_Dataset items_

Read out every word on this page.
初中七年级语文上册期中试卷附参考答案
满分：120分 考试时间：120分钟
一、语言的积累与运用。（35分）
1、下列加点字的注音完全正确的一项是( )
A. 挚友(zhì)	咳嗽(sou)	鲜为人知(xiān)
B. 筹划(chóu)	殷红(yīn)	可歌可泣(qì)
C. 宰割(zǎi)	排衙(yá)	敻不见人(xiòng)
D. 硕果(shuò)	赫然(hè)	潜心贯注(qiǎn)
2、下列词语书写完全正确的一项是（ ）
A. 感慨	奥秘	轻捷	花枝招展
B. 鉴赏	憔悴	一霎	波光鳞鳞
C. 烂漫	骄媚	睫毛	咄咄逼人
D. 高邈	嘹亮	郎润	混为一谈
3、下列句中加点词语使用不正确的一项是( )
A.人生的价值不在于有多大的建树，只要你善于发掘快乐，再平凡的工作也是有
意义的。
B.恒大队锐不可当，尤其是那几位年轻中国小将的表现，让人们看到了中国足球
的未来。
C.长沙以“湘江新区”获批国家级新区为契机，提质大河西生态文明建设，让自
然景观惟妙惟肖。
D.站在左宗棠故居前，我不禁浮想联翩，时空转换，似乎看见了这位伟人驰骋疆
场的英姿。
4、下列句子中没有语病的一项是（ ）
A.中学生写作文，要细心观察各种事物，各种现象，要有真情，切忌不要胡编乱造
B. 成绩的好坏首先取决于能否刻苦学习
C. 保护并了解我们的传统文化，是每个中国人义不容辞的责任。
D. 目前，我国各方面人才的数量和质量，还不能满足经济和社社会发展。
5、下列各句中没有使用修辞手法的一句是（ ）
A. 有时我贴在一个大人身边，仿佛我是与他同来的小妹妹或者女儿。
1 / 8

_GIVEN REQUEST_
Type out the material again exactly as presented.

_THE SOLUTION_
Read out every word on this page.
初中七年级语文上册期中试卷附参考答案
满分：120分 考试时间：120分钟
一、语言的积累与运用。（35分）
1、下列加点字的注音完全正确的一项是( )
A. 挚友(zhì)	咳嗽(sou)	鲜为人知(xiān)
B. 筹划(chóu)	殷红(yīn)	可歌可泣(qì)
C. 宰割(zǎi)	排衙(yá)	敻不见人(xiòng)
D. 硕果(shuò)	赫然(hè)	潜心贯注(qiǎn)
2、下列词语书写完全正确的一项是（ ）
A. 感慨	奥秘	轻捷	花枝招展
B. 鉴赏	憔悴	一霎	波光鳞鳞
C. 烂漫	骄媚	睫毛	咄咄逼人
D. 高邈	嘹亮	郎润	混为一谈
3、下列句中加点词语使用不正确的一项是( )
A.人生的价值不在于有多大的建树，只要你善于发掘快乐，再平凡的工作也是有
意义的。
B.恒大队锐不可当，尤其是那几位年轻中国小将的表现，让人们看到了中国足球
的未来。
C.长沙以“湘江新区”获批国家级新区为契机，提质大河西生态文明建设，让自
然景观惟妙惟肖。
D.站在左宗棠故居前，我不禁浮想联翩，时空转换，似乎看见了这位伟人驰骋疆
场的英姿。
4、下列句子中没有语病的一项是（ ）
A.中学生写作文，要细心观察各种事物，各种现象，要有真情，切忌不要胡编乱造
B. 成绩的好坏首先取决于能否刻苦学习
C. 保护并了解我们的传统文化，是每个中国人义不容辞的责任。
D. 目前，我国各方面人才的数量和质量，还不能满足经济和社社会发展。
5、下列各句中没有使用修辞手法的一句是（ ）
A. 有时我贴在一个大人身边，仿佛我是与他同来的小妹妹或者女儿。
1 / 8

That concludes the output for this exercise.